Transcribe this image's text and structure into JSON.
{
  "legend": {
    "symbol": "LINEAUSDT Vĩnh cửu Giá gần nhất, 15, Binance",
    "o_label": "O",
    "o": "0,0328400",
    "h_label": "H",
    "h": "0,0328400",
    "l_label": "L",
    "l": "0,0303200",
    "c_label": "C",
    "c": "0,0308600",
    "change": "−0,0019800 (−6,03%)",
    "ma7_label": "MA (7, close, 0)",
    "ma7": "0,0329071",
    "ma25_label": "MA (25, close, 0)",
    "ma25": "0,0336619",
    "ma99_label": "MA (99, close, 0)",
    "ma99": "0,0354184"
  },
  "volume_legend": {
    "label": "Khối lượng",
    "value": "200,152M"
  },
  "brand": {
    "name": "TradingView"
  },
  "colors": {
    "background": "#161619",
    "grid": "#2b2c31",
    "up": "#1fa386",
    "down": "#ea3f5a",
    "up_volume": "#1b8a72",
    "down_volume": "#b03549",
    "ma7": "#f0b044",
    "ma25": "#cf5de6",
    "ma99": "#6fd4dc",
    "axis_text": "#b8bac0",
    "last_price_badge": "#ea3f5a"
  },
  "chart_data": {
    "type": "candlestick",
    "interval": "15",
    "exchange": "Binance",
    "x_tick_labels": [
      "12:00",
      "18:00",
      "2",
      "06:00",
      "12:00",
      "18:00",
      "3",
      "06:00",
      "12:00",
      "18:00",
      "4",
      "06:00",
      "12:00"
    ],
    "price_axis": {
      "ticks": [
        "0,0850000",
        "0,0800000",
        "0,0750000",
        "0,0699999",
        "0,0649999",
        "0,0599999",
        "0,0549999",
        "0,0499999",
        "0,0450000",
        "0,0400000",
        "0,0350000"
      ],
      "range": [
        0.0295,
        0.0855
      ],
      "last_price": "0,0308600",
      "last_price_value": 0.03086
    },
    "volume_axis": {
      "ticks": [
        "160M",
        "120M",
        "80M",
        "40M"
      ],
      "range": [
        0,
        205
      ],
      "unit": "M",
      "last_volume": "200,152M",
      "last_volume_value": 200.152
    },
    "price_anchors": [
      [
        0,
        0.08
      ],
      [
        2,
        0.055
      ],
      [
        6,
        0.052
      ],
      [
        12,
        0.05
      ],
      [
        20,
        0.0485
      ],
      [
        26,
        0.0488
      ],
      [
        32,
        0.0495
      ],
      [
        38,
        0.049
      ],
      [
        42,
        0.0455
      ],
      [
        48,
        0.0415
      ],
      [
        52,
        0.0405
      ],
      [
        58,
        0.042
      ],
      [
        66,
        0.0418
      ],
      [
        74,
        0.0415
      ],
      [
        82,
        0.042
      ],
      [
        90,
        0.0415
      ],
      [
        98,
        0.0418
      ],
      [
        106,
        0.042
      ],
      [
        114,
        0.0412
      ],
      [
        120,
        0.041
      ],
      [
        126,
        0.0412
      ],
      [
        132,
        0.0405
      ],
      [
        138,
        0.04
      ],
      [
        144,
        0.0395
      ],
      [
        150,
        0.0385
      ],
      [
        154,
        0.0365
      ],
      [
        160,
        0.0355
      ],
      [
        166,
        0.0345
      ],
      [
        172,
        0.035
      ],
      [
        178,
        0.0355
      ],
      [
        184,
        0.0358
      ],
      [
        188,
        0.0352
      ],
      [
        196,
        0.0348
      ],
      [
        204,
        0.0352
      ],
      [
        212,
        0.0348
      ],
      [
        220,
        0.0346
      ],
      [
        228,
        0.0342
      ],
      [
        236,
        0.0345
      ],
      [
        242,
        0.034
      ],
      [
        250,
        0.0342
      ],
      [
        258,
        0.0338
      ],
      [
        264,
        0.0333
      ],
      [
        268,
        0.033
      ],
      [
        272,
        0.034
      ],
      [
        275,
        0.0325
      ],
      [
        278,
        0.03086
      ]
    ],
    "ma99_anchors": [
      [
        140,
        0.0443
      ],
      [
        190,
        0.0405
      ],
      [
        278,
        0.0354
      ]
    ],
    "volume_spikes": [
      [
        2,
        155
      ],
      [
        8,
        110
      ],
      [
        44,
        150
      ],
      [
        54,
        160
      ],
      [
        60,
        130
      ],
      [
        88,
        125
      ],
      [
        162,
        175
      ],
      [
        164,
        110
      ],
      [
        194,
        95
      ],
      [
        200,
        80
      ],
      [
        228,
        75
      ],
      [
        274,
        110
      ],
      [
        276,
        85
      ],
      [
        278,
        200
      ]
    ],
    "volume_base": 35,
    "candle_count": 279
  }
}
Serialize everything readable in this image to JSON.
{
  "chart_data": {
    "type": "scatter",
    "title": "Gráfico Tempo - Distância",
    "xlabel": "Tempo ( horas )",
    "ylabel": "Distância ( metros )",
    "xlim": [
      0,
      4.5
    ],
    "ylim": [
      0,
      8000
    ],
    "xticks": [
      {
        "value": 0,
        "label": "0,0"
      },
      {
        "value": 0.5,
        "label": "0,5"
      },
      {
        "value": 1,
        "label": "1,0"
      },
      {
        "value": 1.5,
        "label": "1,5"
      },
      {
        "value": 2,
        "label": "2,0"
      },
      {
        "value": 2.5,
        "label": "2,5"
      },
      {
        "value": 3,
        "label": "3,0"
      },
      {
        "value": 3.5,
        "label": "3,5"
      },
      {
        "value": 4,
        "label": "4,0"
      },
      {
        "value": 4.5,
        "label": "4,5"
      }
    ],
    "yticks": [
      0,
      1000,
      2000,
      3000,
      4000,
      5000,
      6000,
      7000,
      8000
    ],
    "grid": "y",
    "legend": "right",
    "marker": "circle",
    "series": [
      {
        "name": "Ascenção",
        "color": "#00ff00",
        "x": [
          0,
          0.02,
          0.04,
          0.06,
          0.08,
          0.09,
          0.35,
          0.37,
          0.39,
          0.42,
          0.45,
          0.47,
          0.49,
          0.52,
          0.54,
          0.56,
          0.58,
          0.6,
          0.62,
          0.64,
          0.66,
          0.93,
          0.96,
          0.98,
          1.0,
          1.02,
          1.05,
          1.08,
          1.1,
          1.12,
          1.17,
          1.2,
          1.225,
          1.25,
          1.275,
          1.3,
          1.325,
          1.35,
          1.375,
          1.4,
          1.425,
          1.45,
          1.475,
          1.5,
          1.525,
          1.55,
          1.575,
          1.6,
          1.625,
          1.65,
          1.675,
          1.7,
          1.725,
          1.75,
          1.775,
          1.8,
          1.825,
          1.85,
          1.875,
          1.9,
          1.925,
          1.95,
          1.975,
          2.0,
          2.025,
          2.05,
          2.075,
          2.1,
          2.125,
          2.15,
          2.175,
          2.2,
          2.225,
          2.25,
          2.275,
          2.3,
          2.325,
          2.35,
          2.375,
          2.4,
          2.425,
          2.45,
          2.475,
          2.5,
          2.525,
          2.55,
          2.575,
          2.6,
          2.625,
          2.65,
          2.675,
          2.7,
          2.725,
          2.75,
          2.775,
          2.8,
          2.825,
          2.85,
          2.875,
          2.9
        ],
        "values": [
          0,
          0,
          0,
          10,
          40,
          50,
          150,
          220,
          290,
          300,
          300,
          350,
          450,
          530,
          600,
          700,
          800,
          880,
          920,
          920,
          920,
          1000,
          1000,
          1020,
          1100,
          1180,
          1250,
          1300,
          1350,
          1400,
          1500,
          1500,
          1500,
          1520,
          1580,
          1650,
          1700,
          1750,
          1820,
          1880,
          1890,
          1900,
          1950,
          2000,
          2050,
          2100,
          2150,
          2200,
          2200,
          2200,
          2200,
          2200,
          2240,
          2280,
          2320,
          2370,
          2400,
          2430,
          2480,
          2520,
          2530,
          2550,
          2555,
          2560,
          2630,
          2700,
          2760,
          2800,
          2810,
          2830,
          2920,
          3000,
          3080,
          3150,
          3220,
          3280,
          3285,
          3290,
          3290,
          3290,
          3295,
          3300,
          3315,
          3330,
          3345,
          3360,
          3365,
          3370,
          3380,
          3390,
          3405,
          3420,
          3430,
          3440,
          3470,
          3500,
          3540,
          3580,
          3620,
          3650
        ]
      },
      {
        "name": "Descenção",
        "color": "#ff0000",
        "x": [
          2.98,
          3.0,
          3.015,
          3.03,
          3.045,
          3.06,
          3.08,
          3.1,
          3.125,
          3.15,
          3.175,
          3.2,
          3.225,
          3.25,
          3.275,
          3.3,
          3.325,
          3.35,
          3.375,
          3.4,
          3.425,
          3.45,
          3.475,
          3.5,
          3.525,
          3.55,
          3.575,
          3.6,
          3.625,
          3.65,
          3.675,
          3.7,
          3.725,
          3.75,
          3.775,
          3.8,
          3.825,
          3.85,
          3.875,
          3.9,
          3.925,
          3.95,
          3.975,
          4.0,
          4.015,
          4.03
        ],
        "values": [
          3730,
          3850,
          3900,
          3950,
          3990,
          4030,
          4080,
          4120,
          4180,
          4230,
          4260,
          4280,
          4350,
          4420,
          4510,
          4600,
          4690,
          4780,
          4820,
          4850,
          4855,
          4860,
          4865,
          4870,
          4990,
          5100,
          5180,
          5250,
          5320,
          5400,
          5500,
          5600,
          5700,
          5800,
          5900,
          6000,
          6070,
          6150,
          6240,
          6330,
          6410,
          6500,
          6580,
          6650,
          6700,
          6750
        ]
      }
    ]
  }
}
★ ★ ★
Problem:
Look above for every line with the word "close" and copy it.

The reply:
    "ma7_label": "MA (7, close, 0)",
    "ma25_label": "MA (25, close, 0)",
    "ma99_label": "MA (99, close, 0)",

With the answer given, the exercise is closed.